====== TEKS YANG DIBERIKAN

Pra-kamus ini disusun Frederik di Madagaskan pada tahun 1596. Selepas tahanan
di Atjeh (1602), Frederik de Houtman menerbitkan kamus bahasa Melayu-Belanda tersebut
di Amsterdam pada tahun 1603 (kamus pertama pelaut-pelaut Belanda selama era
VOC). Pada tahun 1609 Atjeh menyerang Portugis di Deli. Sejak pos perdagangan
Belanda direlokasi dari Amboina ke Batavia (VOC) pada tahun 1619 pelaut Belanda
semakin kuat. Pada tahun 1641 VOC menyerang Portugis dan Malaka dan kemudian
menduduki kota Malaka. Setahun kemudian pada tahun 1642 VOC menyerang Portugis
di kota Kamboja dan mendudukinya (Orang Portugis hanya terrsisa di Makao dan
Timor bagian timur). Pada tahun 1665 VOC mengusir perdagangan Atjeh di pantai
barat Sumatra (Indrapoera-Singkil/Troemon dan tahun 1684 di pantai timur Sumatra
(Siak-Tamiang).
Pada saat Frederik de Houtman di Atjeh (1599-1602), apakah di kota perdagangan Atjeh bahasa yang digunakan bahasa Melayu? Bahasa Melayu digunakan sebagai lingua franca? Lantas, apakah ada hubungan warga Kambodja dengan Atjeh pasca VOC menaklukkan kota Kamboja pada tahun 1642? Satu yang jelas, sejak 1624 VOC renggang dengan Atjeh. Lalu apakah kota Atjeh satu-satunya yang aman bagi orang Kamboja kolaborator Portugis? Satu yang jelas, berapapun yang eksodus dari Kamboja ke Atjeh, bahasa yang digunakan di Atjeh adalah bahasa Melayu. Dalam hal ini pengaruh bahasa Cham minim.
Seperti disebut di atas, kota utama di ujung utara pulau Sumatra sejak dahulu
adalah kota Lambri. Kota ini bahkan sudah eksis sejak abad ke-11 (lihat
prasasti Tanjore, 1030). Dalam prasasti ini juga disebut nama Panai. Dalam
perkembangannya, kerajaan (Islam) yang terbentuk di Lambri kemudian merelokasi
ibu kotanya ke belakang pantai di daerah aliran sungai Krueng (kini pusat kota
Banda Aceh). Lokas baru kerajaan ini sebelumnya adalah suatu pelabuhan (Ateh,
di ateh), yang diduga menjadi salah satu pelabuhan dari kelompok populasi
pedalaman (Gayo?).

============
====== CUPLIKAN DATA

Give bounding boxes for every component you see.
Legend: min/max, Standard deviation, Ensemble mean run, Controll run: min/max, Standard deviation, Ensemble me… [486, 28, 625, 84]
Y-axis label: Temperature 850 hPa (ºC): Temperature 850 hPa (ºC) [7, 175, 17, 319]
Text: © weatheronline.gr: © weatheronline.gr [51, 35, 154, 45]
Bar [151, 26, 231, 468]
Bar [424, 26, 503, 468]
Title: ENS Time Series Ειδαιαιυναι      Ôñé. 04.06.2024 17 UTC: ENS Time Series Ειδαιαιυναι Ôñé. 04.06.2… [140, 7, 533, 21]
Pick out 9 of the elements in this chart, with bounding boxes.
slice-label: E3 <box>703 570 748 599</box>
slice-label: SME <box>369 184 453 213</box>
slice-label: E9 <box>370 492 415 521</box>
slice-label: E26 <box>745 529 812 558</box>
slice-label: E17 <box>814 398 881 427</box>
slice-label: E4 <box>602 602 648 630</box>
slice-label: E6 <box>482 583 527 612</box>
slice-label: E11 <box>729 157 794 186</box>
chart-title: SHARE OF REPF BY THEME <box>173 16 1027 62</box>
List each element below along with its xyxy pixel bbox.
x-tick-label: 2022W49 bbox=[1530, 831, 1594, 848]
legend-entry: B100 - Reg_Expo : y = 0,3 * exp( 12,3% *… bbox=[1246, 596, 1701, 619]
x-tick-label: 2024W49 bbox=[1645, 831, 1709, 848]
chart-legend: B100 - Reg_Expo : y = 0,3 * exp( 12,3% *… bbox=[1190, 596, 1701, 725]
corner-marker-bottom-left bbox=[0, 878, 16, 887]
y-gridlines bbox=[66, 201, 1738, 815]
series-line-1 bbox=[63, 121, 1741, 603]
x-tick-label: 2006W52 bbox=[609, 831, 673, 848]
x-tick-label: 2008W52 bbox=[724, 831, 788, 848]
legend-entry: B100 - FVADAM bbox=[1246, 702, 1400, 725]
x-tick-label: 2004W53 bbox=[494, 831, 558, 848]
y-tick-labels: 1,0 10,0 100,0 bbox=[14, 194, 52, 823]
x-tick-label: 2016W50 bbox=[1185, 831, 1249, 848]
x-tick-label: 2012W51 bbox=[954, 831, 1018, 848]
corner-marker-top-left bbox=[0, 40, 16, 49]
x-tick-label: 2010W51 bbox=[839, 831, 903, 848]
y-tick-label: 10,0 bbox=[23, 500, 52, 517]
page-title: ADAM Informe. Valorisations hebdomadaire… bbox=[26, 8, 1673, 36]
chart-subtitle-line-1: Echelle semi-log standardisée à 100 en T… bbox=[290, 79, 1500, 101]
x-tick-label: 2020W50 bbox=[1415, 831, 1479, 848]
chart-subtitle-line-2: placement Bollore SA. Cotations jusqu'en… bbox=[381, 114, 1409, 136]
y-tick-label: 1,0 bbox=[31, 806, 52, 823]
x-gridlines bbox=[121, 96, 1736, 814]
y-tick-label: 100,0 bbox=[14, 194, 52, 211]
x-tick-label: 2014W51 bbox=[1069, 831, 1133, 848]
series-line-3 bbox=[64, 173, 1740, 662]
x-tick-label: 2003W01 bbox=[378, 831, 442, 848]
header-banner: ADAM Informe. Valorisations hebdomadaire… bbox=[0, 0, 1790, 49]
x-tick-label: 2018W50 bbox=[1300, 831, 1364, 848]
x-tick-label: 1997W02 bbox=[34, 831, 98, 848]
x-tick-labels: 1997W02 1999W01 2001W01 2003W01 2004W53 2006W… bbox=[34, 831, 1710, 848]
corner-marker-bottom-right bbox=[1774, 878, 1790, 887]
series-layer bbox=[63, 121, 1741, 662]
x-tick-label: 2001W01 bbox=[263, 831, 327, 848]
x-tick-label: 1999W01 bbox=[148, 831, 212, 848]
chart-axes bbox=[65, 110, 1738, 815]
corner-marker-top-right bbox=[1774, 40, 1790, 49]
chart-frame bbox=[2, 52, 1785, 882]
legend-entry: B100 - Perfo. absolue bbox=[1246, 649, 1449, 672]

============

YANG DIKERJAKAN: Menurut teks yang diberikan, prasasti apa yang menunjukkan bahwa kota Lambri sudah ada sejak abad ke-11? Baris-baris data tidak diperlukan.

JAWABAN: Prasasti Tanjore (1030).